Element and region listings
== == ==

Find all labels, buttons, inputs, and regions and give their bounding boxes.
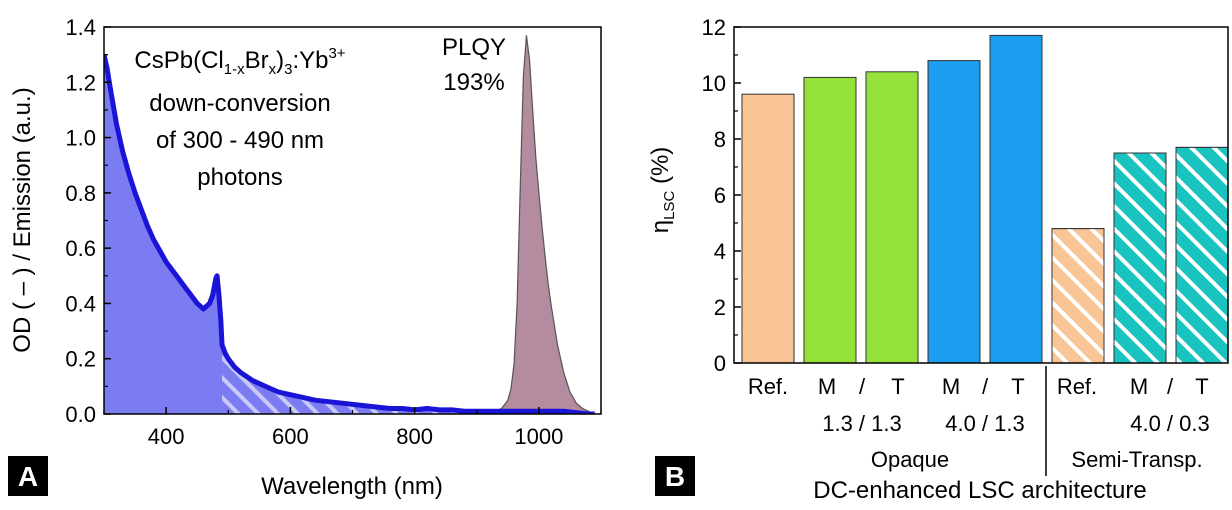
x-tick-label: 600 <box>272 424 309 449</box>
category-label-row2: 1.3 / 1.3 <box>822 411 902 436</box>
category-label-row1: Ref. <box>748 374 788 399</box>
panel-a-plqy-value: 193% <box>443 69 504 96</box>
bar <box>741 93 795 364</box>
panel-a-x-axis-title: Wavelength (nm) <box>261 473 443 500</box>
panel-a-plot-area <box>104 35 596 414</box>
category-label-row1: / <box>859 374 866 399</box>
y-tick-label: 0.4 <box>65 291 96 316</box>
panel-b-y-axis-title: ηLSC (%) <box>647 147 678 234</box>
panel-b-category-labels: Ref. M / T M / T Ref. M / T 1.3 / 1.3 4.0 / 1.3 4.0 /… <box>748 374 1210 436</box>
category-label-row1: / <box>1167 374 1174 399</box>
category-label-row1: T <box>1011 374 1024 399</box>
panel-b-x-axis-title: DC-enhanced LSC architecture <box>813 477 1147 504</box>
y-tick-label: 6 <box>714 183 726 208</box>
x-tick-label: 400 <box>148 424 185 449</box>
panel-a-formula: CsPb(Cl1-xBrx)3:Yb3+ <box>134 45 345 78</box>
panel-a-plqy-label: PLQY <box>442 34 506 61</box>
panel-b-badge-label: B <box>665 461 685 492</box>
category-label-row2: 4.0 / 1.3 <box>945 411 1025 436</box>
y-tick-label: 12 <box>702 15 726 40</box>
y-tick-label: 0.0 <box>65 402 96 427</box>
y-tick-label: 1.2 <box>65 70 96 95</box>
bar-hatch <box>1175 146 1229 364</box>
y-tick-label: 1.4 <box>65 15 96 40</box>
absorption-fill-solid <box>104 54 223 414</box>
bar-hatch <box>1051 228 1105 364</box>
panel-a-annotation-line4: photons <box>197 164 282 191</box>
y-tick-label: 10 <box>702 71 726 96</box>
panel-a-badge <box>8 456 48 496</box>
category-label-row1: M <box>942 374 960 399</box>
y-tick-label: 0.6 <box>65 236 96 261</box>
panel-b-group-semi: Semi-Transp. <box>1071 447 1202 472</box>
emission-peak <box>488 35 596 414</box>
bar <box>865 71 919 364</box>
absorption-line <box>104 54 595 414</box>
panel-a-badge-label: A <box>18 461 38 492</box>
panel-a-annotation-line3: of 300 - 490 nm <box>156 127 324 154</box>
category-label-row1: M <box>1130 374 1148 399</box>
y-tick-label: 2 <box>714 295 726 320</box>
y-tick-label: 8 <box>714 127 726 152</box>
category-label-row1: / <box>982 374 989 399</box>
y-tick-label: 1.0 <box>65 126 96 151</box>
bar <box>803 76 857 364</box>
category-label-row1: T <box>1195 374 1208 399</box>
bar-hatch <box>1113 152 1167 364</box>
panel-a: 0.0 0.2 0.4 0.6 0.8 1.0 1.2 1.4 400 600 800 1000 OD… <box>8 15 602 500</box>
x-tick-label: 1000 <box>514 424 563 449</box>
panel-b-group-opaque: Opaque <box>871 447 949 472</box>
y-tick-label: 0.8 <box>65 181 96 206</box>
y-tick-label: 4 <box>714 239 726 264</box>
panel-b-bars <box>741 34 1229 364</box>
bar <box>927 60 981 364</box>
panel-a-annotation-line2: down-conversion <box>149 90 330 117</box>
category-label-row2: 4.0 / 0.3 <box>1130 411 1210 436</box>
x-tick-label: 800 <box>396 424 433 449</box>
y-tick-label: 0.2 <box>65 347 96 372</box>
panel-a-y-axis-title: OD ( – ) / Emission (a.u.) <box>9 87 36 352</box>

== == ==

● **Exercise description**
Reproduce the listing above with "Semi-Transp." replaced by "Semi-Transparent" and every other line left unchanged. Leave the picture out of the answer.

● **Response**
Find all labels, buttons, inputs, and regions and give their bounding boxes.
x-tick-label: 600 <box>272 424 309 449</box>
category-label-row2: 1.3 / 1.3 <box>822 411 902 436</box>
category-label-row1: Ref. <box>748 374 788 399</box>
panel-a-plqy-value: 193% <box>443 69 504 96</box>
bar <box>741 93 795 364</box>
panel-a-x-axis-title: Wavelength (nm) <box>261 473 443 500</box>
panel-a-plot-area <box>104 35 596 414</box>
category-label-row1: / <box>859 374 866 399</box>
y-tick-label: 0.4 <box>65 291 96 316</box>
panel-b-y-axis-title: ηLSC (%) <box>647 147 678 234</box>
panel-b-category-labels: Ref. M / T M / T Ref. M / T 1.3 / 1.3 4.0 / 1.3 4.0 /… <box>748 374 1210 436</box>
category-label-row1: / <box>1167 374 1174 399</box>
category-label-row1: T <box>1011 374 1024 399</box>
panel-b-x-axis-title: DC-enhanced LSC architecture <box>813 477 1147 504</box>
y-tick-label: 6 <box>714 183 726 208</box>
x-tick-label: 400 <box>148 424 185 449</box>
panel-a-formula: CsPb(Cl1-xBrx)3:Yb3+ <box>134 45 345 78</box>
panel-a-plqy-label: PLQY <box>442 34 506 61</box>
panel-b-badge-label: B <box>665 461 685 492</box>
category-label-row2: 4.0 / 1.3 <box>945 411 1025 436</box>
y-tick-label: 12 <box>702 15 726 40</box>
y-tick-label: 0.0 <box>65 402 96 427</box>
y-tick-label: 1.2 <box>65 70 96 95</box>
bar-hatch <box>1175 146 1229 364</box>
y-tick-label: 1.4 <box>65 15 96 40</box>
absorption-fill-solid <box>104 54 223 414</box>
bar-hatch <box>1051 228 1105 364</box>
panel-a-annotation-line4: photons <box>197 164 282 191</box>
y-tick-label: 10 <box>702 71 726 96</box>
panel-a-badge <box>8 456 48 496</box>
category-label-row1: M <box>942 374 960 399</box>
y-tick-label: 0.6 <box>65 236 96 261</box>
panel-b-group-semi: Semi-Transparent <box>1071 447 1202 472</box>
emission-peak <box>488 35 596 414</box>
bar <box>865 71 919 364</box>
absorption-line <box>104 54 595 414</box>
panel-a-badge-label: A <box>18 461 38 492</box>
panel-a-annotation-line3: of 300 - 490 nm <box>156 127 324 154</box>
category-label-row1: M <box>1130 374 1148 399</box>
y-tick-label: 2 <box>714 295 726 320</box>
y-tick-label: 8 <box>714 127 726 152</box>
category-label-row1: / <box>982 374 989 399</box>
y-tick-label: 1.0 <box>65 126 96 151</box>
bar <box>803 76 857 364</box>
category-label-row1: T <box>1195 374 1208 399</box>
bar-hatch <box>1113 152 1167 364</box>
panel-a: 0.0 0.2 0.4 0.6 0.8 1.0 1.2 1.4 400 600 800 1000 OD… <box>8 15 602 500</box>
x-tick-label: 1000 <box>514 424 563 449</box>
panel-b-group-opaque: Opaque <box>871 447 949 472</box>
y-tick-label: 0.8 <box>65 181 96 206</box>
y-tick-label: 4 <box>714 239 726 264</box>
panel-b-bars <box>741 34 1229 364</box>
bar <box>927 60 981 364</box>
panel-a-annotation-line2: down-conversion <box>149 90 330 117</box>
category-label-row2: 4.0 / 0.3 <box>1130 411 1210 436</box>
x-tick-label: 800 <box>396 424 433 449</box>
y-tick-label: 0.2 <box>65 347 96 372</box>
panel-a-y-axis-title: OD ( – ) / Emission (a.u.) <box>9 87 36 352</box>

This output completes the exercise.